-- Begin Information shown --

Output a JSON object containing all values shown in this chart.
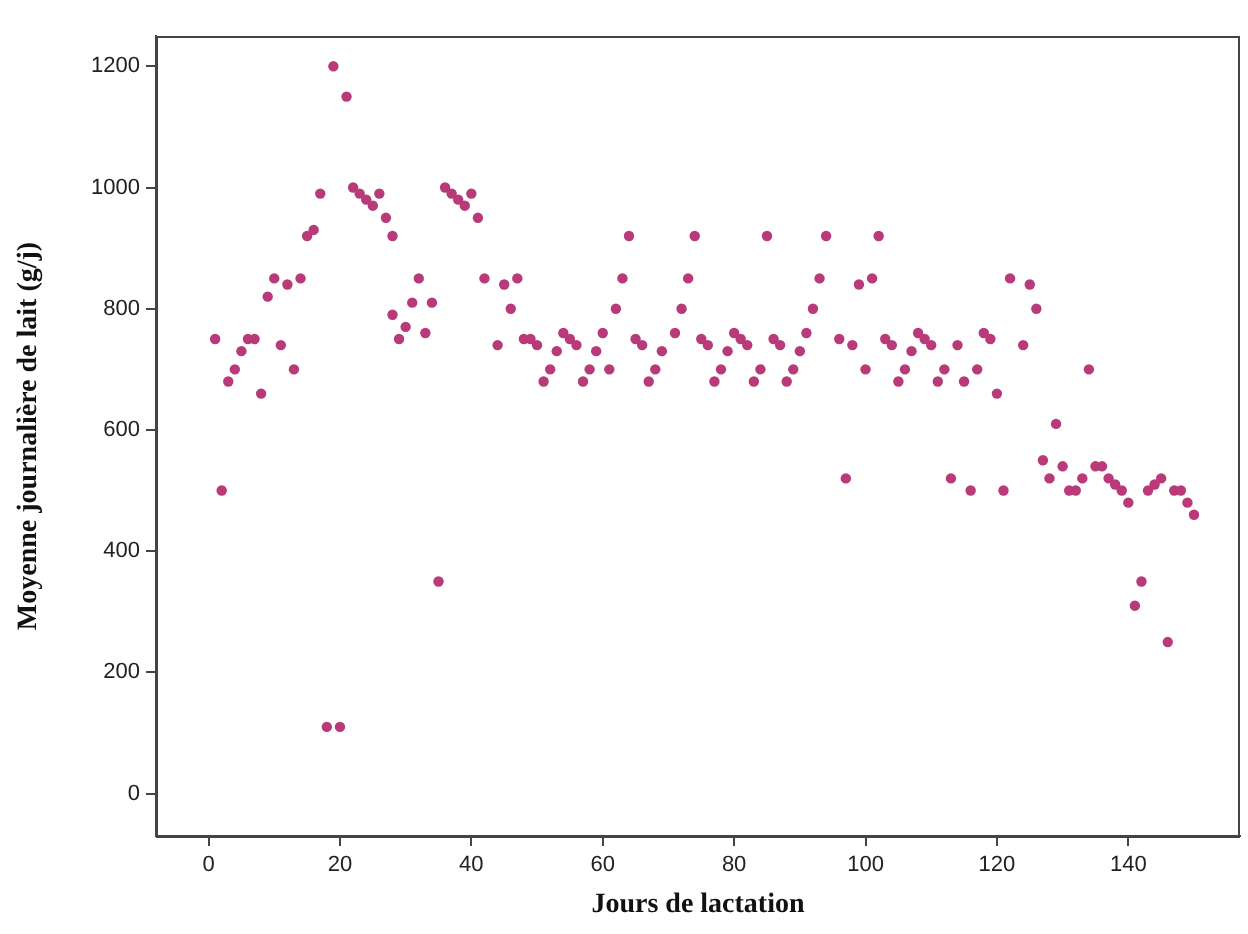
{
  "chart_data": {
    "type": "scatter",
    "xlabel": "Jours de lactation",
    "ylabel": "Moyenne journalière de lait (g/j)",
    "x": [
      1,
      2,
      3,
      4,
      5,
      6,
      7,
      8,
      9,
      10,
      11,
      12,
      13,
      14,
      15,
      16,
      17,
      18,
      19,
      20,
      21,
      22,
      23,
      24,
      25,
      26,
      27,
      28,
      28,
      29,
      30,
      31,
      32,
      33,
      34,
      35,
      36,
      37,
      38,
      39,
      40,
      41,
      42,
      44,
      45,
      46,
      47,
      48,
      49,
      50,
      51,
      52,
      53,
      54,
      55,
      56,
      57,
      58,
      59,
      60,
      61,
      62,
      63,
      64,
      65,
      66,
      67,
      68,
      69,
      71,
      72,
      73,
      74,
      75,
      76,
      77,
      78,
      79,
      80,
      81,
      82,
      83,
      84,
      85,
      86,
      87,
      88,
      89,
      90,
      91,
      92,
      93,
      94,
      96,
      97,
      98,
      99,
      100,
      101,
      102,
      103,
      104,
      105,
      106,
      107,
      108,
      109,
      110,
      111,
      112,
      113,
      114,
      115,
      116,
      117,
      118,
      119,
      120,
      121,
      122,
      124,
      125,
      126,
      127,
      128,
      129,
      130,
      131,
      132,
      133,
      134,
      135,
      136,
      137,
      138,
      139,
      140,
      141,
      142,
      143,
      144,
      145,
      146,
      147,
      148,
      149,
      150
    ],
    "values": [
      750,
      500,
      680,
      700,
      730,
      750,
      750,
      660,
      820,
      850,
      740,
      840,
      700,
      850,
      920,
      930,
      990,
      110,
      1200,
      110,
      1150,
      1000,
      990,
      980,
      970,
      990,
      950,
      920,
      790,
      750,
      770,
      810,
      850,
      760,
      810,
      350,
      1000,
      990,
      980,
      970,
      990,
      950,
      850,
      740,
      840,
      800,
      850,
      750,
      750,
      740,
      680,
      700,
      730,
      760,
      750,
      740,
      680,
      700,
      730,
      760,
      700,
      800,
      850,
      920,
      750,
      740,
      680,
      700,
      730,
      760,
      800,
      850,
      920,
      750,
      740,
      680,
      700,
      730,
      760,
      750,
      740,
      680,
      700,
      920,
      750,
      740,
      680,
      700,
      730,
      760,
      800,
      850,
      920,
      750,
      520,
      740,
      840,
      700,
      850,
      920,
      750,
      740,
      680,
      700,
      730,
      760,
      750,
      740,
      680,
      700,
      520,
      740,
      680,
      500,
      700,
      760,
      750,
      660,
      500,
      850,
      740,
      840,
      800,
      550,
      520,
      610,
      540,
      500,
      500,
      520,
      700,
      540,
      540,
      520,
      510,
      500,
      480,
      310,
      350,
      500,
      510,
      520,
      250,
      500,
      500,
      480,
      460
    ],
    "color": "#b83a78",
    "marker": "circle",
    "legend": false,
    "grid": false,
    "xlim": [
      -8,
      157
    ],
    "xticks": [
      0,
      20,
      40,
      60,
      80,
      100,
      120,
      140
    ],
    "ylim": [
      -70,
      1250
    ],
    "yticks": [
      0,
      200,
      400,
      600,
      800,
      1000,
      1200
    ]
  }
}
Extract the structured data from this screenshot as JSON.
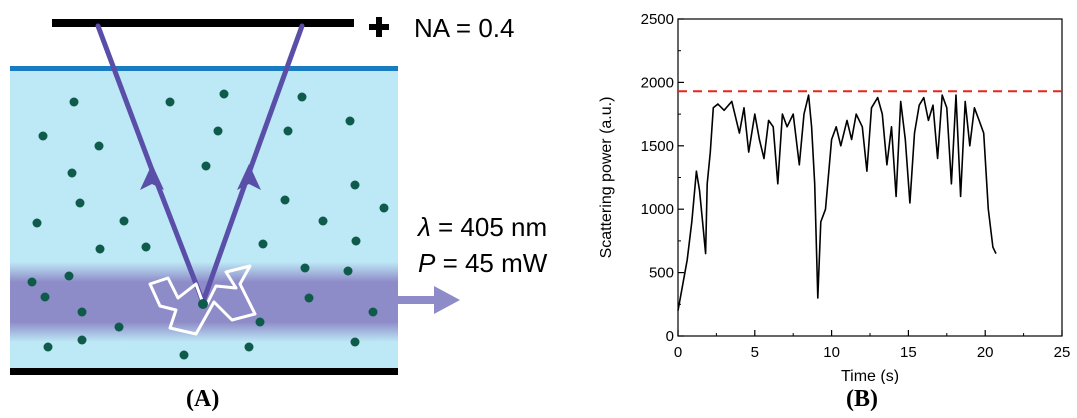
{
  "panel_a": {
    "na_text": "NA = 0.4",
    "lambda_symbol": "λ",
    "lambda_text": " = 405 nm",
    "power_symbol": "P",
    "power_text": " = 45 mW",
    "caption": "(A)"
  },
  "panel_b": {
    "caption": "(B)"
  },
  "chart_data": {
    "type": "line",
    "xlabel": "Time (s)",
    "ylabel": "Scattering power (a.u.)",
    "xlim": [
      0,
      25
    ],
    "ylim": [
      0,
      2500
    ],
    "xticks": [
      0,
      5,
      10,
      15,
      20,
      25
    ],
    "yticks": [
      0,
      500,
      1000,
      1500,
      2000,
      2500
    ],
    "grid": false,
    "threshold_line": {
      "y": 1930,
      "style": "dashed",
      "color": "#e8241c"
    },
    "series": [
      {
        "color": "#000000",
        "x": [
          0,
          0.3,
          0.6,
          0.9,
          1.2,
          1.4,
          1.6,
          1.8,
          1.9,
          2.1,
          2.3,
          2.6,
          3.0,
          3.5,
          4.0,
          4.3,
          4.6,
          5.0,
          5.3,
          5.6,
          5.9,
          6.2,
          6.5,
          6.8,
          7.1,
          7.5,
          7.9,
          8.2,
          8.5,
          8.7,
          8.9,
          9.1,
          9.3,
          9.6,
          10.0,
          10.3,
          10.6,
          11.0,
          11.3,
          11.6,
          12.0,
          12.3,
          12.6,
          13.0,
          13.3,
          13.6,
          13.9,
          14.2,
          14.5,
          14.8,
          15.1,
          15.4,
          15.7,
          16.0,
          16.3,
          16.6,
          16.9,
          17.2,
          17.5,
          17.8,
          18.1,
          18.4,
          18.7,
          19.0,
          19.3,
          19.6,
          19.9,
          20.2,
          20.5,
          20.7
        ],
        "y": [
          200,
          400,
          600,
          900,
          1300,
          1150,
          900,
          650,
          1200,
          1450,
          1800,
          1830,
          1780,
          1850,
          1600,
          1800,
          1450,
          1750,
          1550,
          1400,
          1700,
          1650,
          1200,
          1750,
          1650,
          1750,
          1350,
          1750,
          1900,
          1650,
          1200,
          300,
          900,
          1000,
          1550,
          1650,
          1500,
          1700,
          1550,
          1750,
          1650,
          1300,
          1800,
          1880,
          1750,
          1350,
          1650,
          1100,
          1850,
          1550,
          1050,
          1600,
          1820,
          1880,
          1700,
          1820,
          1400,
          1900,
          1800,
          1200,
          1900,
          1100,
          1850,
          1500,
          1800,
          1700,
          1600,
          1000,
          700,
          650
        ]
      }
    ]
  }
}
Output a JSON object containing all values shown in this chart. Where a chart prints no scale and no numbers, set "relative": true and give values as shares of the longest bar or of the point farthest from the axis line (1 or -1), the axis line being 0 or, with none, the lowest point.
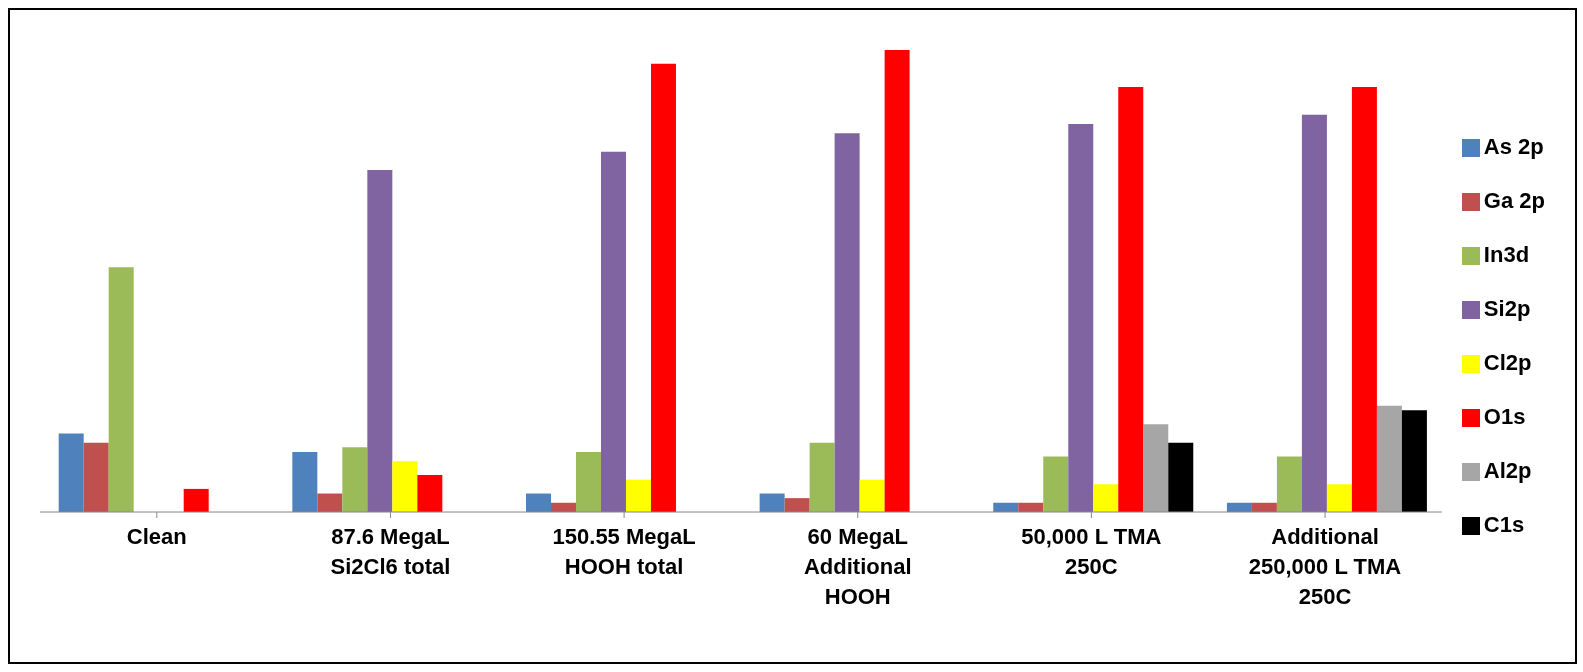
{
  "chart_data": {
    "type": "bar",
    "relative": true,
    "legend": "right",
    "grid": false,
    "categories": [
      "Clean",
      "87.6 MegaL Si2Cl6 total",
      "150.55 MegaL HOOH total",
      "60 MegaL Additional HOOH",
      "50,000 L TMA 250C",
      "Additional 250,000 L TMA 250C"
    ],
    "series": [
      {
        "name": "As 2p",
        "color": "#4f81bd",
        "values": [
          0.17,
          0.13,
          0.04,
          0.04,
          0.02,
          0.02
        ]
      },
      {
        "name": "Ga 2p",
        "color": "#c0504d",
        "values": [
          0.15,
          0.04,
          0.02,
          0.03,
          0.02,
          0.02
        ]
      },
      {
        "name": "In3d",
        "color": "#9bbb59",
        "values": [
          0.53,
          0.14,
          0.13,
          0.15,
          0.12,
          0.12
        ]
      },
      {
        "name": "Si2p",
        "color": "#8064a2",
        "values": [
          null,
          0.74,
          0.78,
          0.82,
          0.84,
          0.86
        ]
      },
      {
        "name": "Cl2p",
        "color": "#ffff00",
        "values": [
          null,
          0.11,
          0.07,
          0.07,
          0.06,
          0.06
        ]
      },
      {
        "name": "O1s",
        "color": "#ff0000",
        "values": [
          0.05,
          0.08,
          0.97,
          1,
          0.92,
          0.92
        ]
      },
      {
        "name": "Al2p",
        "color": "#a6a6a6",
        "values": [
          null,
          null,
          null,
          null,
          0.19,
          0.23
        ]
      },
      {
        "name": "C1s",
        "color": "#000000",
        "values": [
          null,
          null,
          null,
          null,
          0.15,
          0.22
        ]
      }
    ]
  }
}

-- End Information shown --

§ **Stated task**
Copy all of the entries verbatim, leaving out any pictures they contain.

§ **Complete response**
Output a JSON object containing all values shown in this chart.
{
  "chart_data": {
    "type": "scatter",
    "xlabel": "Jours de lactation",
    "ylabel": "Moyenne journalière de lait (g/j)",
    "x": [
      1,
      2,
      3,
      4,
      5,
      6,
      7,
      8,
      9,
      10,
      11,
      12,
      13,
      14,
      15,
      16,
      17,
      18,
      19,
      20,
      21,
      22,
      23,
      24,
      25,
      26,
      27,
      28,
      28,
      29,
      30,
      31,
      32,
      33,
      34,
      35,
      36,
      37,
      38,
      39,
      40,
      41,
      42,
      44,
      45,
      46,
      47,
      48,
      49,
      50,
      51,
      52,
      53,
      54,
      55,
      56,
      57,
      58,
      59,
      60,
      61,
      62,
      63,
      64,
      65,
      66,
      67,
      68,
      69,
      71,
      72,
      73,
      74,
      75,
      76,
      77,
      78,
      79,
      80,
      81,
      82,
      83,
      84,
      85,
      86,
      87,
      88,
      89,
      90,
      91,
      92,
      93,
      94,
      96,
      97,
      98,
      99,
      100,
      101,
      102,
      103,
      104,
      105,
      106,
      107,
      108,
      109,
      110,
      111,
      112,
      113,
      114,
      115,
      116,
      117,
      118,
      119,
      120,
      121,
      122,
      124,
      125,
      126,
      127,
      128,
      129,
      130,
      131,
      132,
      133,
      134,
      135,
      136,
      137,
      138,
      139,
      140,
      141,
      142,
      143,
      144,
      145,
      146,
      147,
      148,
      149,
      150
    ],
    "values": [
      750,
      500,
      680,
      700,
      730,
      750,
      750,
      660,
      820,
      850,
      740,
      840,
      700,
      850,
      920,
      930,
      990,
      110,
      1200,
      110,
      1150,
      1000,
      990,
      980,
      970,
      990,
      950,
      920,
      790,
      750,
      770,
      810,
      850,
      760,
      810,
      350,
      1000,
      990,
      980,
      970,
      990,
      950,
      850,
      740,
      840,
      800,
      850,
      750,
      750,
      740,
      680,
      700,
      730,
      760,
      750,
      740,
      680,
      700,
      730,
      760,
      700,
      800,
      850,
      920,
      750,
      740,
      680,
      700,
      730,
      760,
      800,
      850,
      920,
      750,
      740,
      680,
      700,
      730,
      760,
      750,
      740,
      680,
      700,
      920,
      750,
      740,
      680,
      700,
      730,
      760,
      800,
      850,
      920,
      750,
      520,
      740,
      840,
      700,
      850,
      920,
      750,
      740,
      680,
      700,
      730,
      760,
      750,
      740,
      680,
      700,
      520,
      740,
      680,
      500,
      700,
      760,
      750,
      660,
      500,
      850,
      740,
      840,
      800,
      550,
      520,
      610,
      540,
      500,
      500,
      520,
      700,
      540,
      540,
      520,
      510,
      500,
      480,
      310,
      350,
      500,
      510,
      520,
      250,
      500,
      500,
      480,
      460
    ],
    "color": "#b83a78",
    "marker": "circle",
    "legend": false,
    "grid": false,
    "xlim": [
      -8,
      157
    ],
    "xticks": [
      0,
      20,
      40,
      60,
      80,
      100,
      120,
      140
    ],
    "ylim": [
      -70,
      1250
    ],
    "yticks": [
      0,
      200,
      400,
      600,
      800,
      1000,
      1200
    ]
  }
}
Extract the structured data from this screenshot as JSON.
{
  "panel_a": {
    "na_text": "NA = 0.4",
    "lambda_symbol": "λ",
    "lambda_text": " = 405 nm",
    "power_symbol": "P",
    "power_text": " = 45 mW",
    "caption": "(A)"
  },
  "panel_b": {
    "caption": "(B)"
  },
  "chart_data": {
    "type": "line",
    "xlabel": "Time (s)",
    "ylabel": "Scattering power (a.u.)",
    "xlim": [
      0,
      25
    ],
    "ylim": [
      0,
      2500
    ],
    "xticks": [
      0,
      5,
      10,
      15,
      20,
      25
    ],
    "yticks": [
      0,
      500,
      1000,
      1500,
      2000,
      2500
    ],
    "grid": false,
    "threshold_line": {
      "y": 1930,
      "style": "dashed",
      "color": "#e8241c"
    },
    "series": [
      {
        "color": "#000000",
        "x": [
          0,
          0.3,
          0.6,
          0.9,
          1.2,
          1.4,
          1.6,
          1.8,
          1.9,
          2.1,
          2.3,
          2.6,
          3.0,
          3.5,
          4.0,
          4.3,
          4.6,
          5.0,
          5.3,
          5.6,
          5.9,
          6.2,
          6.5,
          6.8,
          7.1,
          7.5,
          7.9,
          8.2,
          8.5,
          8.7,
          8.9,
          9.1,
          9.3,
          9.6,
          10.0,
          10.3,
          10.6,
          11.0,
          11.3,
          11.6,
          12.0,
          12.3,
          12.6,
          13.0,
          13.3,
          13.6,
          13.9,
          14.2,
          14.5,
          14.8,
          15.1,
          15.4,
          15.7,
          16.0,
          16.3,
          16.6,
          16.9,
          17.2,
          17.5,
          17.8,
          18.1,
          18.4,
          18.7,
          19.0,
          19.3,
          19.6,
          19.9,
          20.2,
          20.5,
          20.7
        ],
        "y": [
          200,
          400,
          600,
          900,
          1300,
          1150,
          900,
          650,
          1200,
          1450,
          1800,
          1830,
          1780,
          1850,
          1600,
          1800,
          1450,
          1750,
          1550,
          1400,
          1700,
          1650,
          1200,
          1750,
          1650,
          1750,
          1350,
          1750,
          1900,
          1650,
          1200,
          300,
          900,
          1000,
          1550,
          1650,
          1500,
          1700,
          1550,
          1750,
          1650,
          1300,
          1800,
          1880,
          1750,
          1350,
          1650,
          1100,
          1850,
          1550,
          1050,
          1600,
          1820,
          1880,
          1700,
          1820,
          1400,
          1900,
          1800,
          1200,
          1900,
          1100,
          1850,
          1500,
          1800,
          1700,
          1600,
          1000,
          700,
          650
        ]
      }
    ]
  }
}
Output a JSON object containing all values shown in this chart. Where a chart prints no scale and no numbers, set "relative": true and give values as shares of the longest bar or of the point farthest from the axis line (1 or -1), the axis line being 0 or, with none, the lowest point.
{
  "chart_data": {
    "type": "bar",
    "relative": true,
    "legend": "right",
    "grid": false,
    "categories": [
      "Clean",
      "87.6 MegaL Si2Cl6 total",
      "150.55 MegaL HOOH total",
      "60 MegaL Additional HOOH",
      "50,000 L TMA 250C",
      "Additional 250,000 L TMA 250C"
    ],
    "series": [
      {
        "name": "As 2p",
        "color": "#4f81bd",
        "values": [
          0.17,
          0.13,
          0.04,
          0.04,
          0.02,
          0.02
        ]
      },
      {
        "name": "Ga 2p",
        "color": "#c0504d",
        "values": [
          0.15,
          0.04,
          0.02,
          0.03,
          0.02,
          0.02
        ]
      },
      {
        "name": "In3d",
        "color": "#9bbb59",
        "values": [
          0.53,
          0.14,
          0.13,
          0.15,
          0.12,
          0.12
        ]
      },
      {
        "name": "Si2p",
        "color": "#8064a2",
        "values": [
          null,
          0.74,
          0.78,
          0.82,
          0.84,
          0.86
        ]
      },
      {
        "name": "Cl2p",
        "color": "#ffff00",
        "values": [
          null,
          0.11,
          0.07,
          0.07,
          0.06,
          0.06
        ]
      },
      {
        "name": "O1s",
        "color": "#ff0000",
        "values": [
          0.05,
          0.08,
          0.97,
          1,
          0.92,
          0.92
        ]
      },
      {
        "name": "Al2p",
        "color": "#a6a6a6",
        "values": [
          null,
          null,
          null,
          null,
          0.19,
          0.23
        ]
      },
      {
        "name": "C1s",
        "color": "#000000",
        "values": [
          null,
          null,
          null,
          null,
          0.15,
          0.22
        ]
      }
    ]
  }
}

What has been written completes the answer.